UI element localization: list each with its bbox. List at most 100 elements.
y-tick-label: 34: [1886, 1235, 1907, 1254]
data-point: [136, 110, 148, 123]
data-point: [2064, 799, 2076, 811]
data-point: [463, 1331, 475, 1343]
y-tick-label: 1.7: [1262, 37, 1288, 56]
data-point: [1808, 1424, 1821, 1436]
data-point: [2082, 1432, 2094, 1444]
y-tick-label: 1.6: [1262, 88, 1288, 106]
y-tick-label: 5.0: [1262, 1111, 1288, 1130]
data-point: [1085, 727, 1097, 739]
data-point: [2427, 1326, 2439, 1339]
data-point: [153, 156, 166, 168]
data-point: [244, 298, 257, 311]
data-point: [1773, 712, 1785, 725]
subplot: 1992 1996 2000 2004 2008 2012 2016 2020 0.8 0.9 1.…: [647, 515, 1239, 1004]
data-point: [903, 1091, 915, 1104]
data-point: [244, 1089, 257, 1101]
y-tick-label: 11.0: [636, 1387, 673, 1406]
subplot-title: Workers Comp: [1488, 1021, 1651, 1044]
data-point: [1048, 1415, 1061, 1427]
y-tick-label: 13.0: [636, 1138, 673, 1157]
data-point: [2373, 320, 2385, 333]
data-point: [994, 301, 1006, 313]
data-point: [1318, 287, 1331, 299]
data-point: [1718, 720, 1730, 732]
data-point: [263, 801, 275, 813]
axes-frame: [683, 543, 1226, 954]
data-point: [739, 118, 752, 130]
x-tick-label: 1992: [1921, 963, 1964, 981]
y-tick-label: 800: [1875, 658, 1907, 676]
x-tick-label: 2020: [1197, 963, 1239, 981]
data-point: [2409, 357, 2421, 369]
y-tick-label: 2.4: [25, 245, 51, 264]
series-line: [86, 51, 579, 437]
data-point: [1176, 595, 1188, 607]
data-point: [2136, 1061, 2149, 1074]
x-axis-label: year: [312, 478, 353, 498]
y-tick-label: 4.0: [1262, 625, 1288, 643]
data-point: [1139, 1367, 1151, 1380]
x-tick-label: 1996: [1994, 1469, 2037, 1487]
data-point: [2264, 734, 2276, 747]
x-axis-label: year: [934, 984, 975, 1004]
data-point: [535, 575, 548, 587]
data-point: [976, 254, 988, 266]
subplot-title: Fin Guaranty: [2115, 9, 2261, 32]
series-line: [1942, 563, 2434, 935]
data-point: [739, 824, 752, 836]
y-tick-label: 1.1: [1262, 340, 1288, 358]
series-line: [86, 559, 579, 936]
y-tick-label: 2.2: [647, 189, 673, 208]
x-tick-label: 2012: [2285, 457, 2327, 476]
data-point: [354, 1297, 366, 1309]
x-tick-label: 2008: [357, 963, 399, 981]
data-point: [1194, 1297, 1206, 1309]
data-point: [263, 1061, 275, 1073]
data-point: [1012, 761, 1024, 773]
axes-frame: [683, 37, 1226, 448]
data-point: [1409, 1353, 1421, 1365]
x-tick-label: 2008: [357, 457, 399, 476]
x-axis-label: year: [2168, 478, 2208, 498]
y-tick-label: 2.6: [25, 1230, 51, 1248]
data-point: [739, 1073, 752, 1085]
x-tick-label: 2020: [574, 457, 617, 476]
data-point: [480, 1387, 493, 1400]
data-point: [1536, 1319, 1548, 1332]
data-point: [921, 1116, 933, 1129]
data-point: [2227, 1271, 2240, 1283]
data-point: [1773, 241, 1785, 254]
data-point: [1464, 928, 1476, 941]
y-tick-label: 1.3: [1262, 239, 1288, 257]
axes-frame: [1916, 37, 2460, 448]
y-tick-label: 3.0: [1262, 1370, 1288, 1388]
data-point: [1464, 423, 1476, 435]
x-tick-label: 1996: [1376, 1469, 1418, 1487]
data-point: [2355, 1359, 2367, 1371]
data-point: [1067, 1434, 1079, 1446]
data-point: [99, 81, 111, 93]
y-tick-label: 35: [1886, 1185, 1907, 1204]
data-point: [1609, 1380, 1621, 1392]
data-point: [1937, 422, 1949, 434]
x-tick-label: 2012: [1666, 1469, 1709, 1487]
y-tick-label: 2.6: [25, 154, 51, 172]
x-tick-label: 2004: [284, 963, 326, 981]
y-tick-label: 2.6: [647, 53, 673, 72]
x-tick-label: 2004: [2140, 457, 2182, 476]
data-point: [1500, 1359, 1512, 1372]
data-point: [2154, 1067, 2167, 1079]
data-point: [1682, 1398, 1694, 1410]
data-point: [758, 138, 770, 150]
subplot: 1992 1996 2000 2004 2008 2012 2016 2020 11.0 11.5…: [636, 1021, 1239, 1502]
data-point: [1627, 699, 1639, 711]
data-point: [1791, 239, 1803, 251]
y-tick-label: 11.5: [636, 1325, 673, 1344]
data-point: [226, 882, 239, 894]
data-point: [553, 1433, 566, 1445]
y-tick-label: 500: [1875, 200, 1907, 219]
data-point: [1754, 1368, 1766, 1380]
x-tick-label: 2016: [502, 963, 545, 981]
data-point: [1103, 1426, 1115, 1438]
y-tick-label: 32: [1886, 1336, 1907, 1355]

**Problem description**
Can you arrange the lines of the records above, from the very first one through the one containing "x-tick-label: 2020: [1197, 963, 1239, 981]" (both included), as a numbered list with blank lines omitted?

**Finished answer**
1. UI element localization: list each with its bbox. List at most 100 elements.
2. y-tick-label: 34: [1886, 1235, 1907, 1254]
3. data-point: [136, 110, 148, 123]
4. data-point: [2064, 799, 2076, 811]
5. data-point: [463, 1331, 475, 1343]
6. y-tick-label: 1.7: [1262, 37, 1288, 56]
7. data-point: [1808, 1424, 1821, 1436]
8. data-point: [2082, 1432, 2094, 1444]
9. y-tick-label: 1.6: [1262, 88, 1288, 106]
10. y-tick-label: 5.0: [1262, 1111, 1288, 1130]
11. data-point: [1085, 727, 1097, 739]
12. data-point: [2427, 1326, 2439, 1339]
13. data-point: [153, 156, 166, 168]
14. data-point: [244, 298, 257, 311]
15. data-point: [1773, 712, 1785, 725]
16. subplot: 1992 1996 2000 2004 2008 2012 2016 2020 0.8 0.9 1.…: [647, 515, 1239, 1004]
17. data-point: [903, 1091, 915, 1104]
18. data-point: [244, 1089, 257, 1101]
19. y-tick-label: 11.0: [636, 1387, 673, 1406]
20. subplot-title: Workers Comp: [1488, 1021, 1651, 1044]
21. data-point: [1048, 1415, 1061, 1427]
22. y-tick-label: 13.0: [636, 1138, 673, 1157]
23. data-point: [2373, 320, 2385, 333]
24. data-point: [994, 301, 1006, 313]
25. data-point: [1318, 287, 1331, 299]
26. data-point: [1718, 720, 1730, 732]
27. data-point: [263, 801, 275, 813]
28. axes-frame: [683, 543, 1226, 954]
29. data-point: [739, 118, 752, 130]
30. x-tick-label: 1992: [1921, 963, 1964, 981]
31. y-tick-label: 800: [1875, 658, 1907, 676]
32. x-tick-label: 2020: [1197, 963, 1239, 981]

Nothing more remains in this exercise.